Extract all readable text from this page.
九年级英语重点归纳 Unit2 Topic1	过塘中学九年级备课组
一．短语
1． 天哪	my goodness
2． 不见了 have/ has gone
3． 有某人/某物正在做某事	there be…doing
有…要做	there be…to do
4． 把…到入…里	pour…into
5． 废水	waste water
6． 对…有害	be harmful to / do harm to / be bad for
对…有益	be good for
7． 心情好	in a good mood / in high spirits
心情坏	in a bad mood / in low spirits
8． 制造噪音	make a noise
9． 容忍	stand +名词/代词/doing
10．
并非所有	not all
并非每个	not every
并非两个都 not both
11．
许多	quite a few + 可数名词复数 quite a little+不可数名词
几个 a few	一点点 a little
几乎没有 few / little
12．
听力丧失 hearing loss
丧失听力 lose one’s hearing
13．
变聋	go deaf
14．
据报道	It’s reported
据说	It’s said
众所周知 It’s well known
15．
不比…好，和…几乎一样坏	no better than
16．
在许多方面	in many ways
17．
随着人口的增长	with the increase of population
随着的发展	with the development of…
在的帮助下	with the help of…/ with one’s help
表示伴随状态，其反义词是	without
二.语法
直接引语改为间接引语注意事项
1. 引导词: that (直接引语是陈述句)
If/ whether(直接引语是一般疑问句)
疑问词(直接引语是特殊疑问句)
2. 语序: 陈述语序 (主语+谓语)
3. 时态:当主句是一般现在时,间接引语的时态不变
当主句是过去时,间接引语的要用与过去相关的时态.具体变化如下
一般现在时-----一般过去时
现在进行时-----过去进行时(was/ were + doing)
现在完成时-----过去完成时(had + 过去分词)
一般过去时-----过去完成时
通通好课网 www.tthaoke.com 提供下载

++++++++++

◆ TASK GOAL
List the lines of the records where "doing" occurs.

◆ THE COMPLETED TASK
3． 有某人/某物正在做某事	there be…doing
9． 容忍	stand +名词/代词/doing
现在进行时-----过去进行时(was/ were + doing)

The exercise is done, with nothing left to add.